▶ [Written task]:
Find and copy every line in the records that includes the string "JSON".

Figure collection entries
· · ·

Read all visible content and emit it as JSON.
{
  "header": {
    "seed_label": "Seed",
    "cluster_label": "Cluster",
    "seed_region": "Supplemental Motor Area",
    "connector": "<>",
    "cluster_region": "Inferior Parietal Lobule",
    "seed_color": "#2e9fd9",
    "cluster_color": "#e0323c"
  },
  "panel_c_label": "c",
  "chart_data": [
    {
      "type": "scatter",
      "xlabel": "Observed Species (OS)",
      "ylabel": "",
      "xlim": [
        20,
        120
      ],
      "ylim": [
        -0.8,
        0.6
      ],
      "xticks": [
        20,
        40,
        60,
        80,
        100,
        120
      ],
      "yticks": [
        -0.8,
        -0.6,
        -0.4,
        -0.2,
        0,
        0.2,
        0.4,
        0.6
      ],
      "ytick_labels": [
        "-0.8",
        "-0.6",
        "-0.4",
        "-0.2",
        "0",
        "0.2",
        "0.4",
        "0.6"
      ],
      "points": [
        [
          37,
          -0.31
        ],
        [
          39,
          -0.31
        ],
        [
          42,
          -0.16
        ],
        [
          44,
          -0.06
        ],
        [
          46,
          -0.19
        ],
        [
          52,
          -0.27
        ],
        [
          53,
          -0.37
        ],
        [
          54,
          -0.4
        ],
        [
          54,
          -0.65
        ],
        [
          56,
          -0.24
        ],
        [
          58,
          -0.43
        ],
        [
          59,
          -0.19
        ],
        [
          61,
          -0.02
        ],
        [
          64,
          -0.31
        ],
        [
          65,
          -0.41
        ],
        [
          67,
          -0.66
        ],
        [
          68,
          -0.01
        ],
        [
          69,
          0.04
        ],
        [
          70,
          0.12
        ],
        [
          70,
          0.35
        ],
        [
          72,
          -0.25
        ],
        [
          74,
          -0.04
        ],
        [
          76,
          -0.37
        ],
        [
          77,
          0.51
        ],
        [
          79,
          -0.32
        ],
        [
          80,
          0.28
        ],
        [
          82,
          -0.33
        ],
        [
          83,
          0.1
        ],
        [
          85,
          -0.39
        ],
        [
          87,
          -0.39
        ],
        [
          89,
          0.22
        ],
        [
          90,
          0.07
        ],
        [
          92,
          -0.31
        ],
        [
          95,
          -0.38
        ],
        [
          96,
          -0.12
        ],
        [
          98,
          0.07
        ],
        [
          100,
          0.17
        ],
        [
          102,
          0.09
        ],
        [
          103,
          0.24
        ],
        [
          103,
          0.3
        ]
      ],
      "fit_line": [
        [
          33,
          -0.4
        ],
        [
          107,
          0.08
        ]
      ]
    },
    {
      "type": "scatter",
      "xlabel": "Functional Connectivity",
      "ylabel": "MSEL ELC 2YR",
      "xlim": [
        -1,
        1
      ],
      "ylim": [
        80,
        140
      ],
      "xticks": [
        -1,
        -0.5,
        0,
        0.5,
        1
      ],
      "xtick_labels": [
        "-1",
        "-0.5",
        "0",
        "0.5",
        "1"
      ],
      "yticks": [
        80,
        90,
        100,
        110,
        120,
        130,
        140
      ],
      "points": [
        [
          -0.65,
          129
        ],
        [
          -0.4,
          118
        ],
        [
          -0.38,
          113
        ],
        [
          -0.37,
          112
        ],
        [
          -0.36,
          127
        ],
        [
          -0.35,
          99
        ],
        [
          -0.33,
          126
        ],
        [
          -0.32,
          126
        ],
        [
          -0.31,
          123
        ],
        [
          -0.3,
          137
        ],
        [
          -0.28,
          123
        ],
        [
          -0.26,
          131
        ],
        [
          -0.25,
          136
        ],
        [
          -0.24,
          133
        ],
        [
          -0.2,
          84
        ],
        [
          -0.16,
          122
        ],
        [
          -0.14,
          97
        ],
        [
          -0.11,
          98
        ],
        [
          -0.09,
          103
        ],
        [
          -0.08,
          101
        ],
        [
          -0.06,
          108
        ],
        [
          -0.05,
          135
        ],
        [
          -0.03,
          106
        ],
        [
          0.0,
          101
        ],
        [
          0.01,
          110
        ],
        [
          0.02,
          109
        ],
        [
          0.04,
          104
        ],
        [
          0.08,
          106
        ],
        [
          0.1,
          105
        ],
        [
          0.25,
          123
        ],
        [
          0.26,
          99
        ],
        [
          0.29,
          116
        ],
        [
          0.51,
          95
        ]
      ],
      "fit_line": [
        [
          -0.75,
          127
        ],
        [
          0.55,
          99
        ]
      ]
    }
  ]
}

· · ·

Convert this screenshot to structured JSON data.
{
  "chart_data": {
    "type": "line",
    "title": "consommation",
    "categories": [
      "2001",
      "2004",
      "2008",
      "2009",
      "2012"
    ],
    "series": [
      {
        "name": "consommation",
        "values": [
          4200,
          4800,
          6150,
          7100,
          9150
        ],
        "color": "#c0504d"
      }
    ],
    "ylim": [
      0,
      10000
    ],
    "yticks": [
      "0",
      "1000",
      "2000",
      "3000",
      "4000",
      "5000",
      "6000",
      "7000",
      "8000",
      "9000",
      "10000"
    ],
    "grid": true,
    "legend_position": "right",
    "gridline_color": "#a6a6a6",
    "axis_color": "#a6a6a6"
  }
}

· · ·

▶ [Correct response]:
Read all visible content and emit it as JSON.
Convert this screenshot to structured JSON data.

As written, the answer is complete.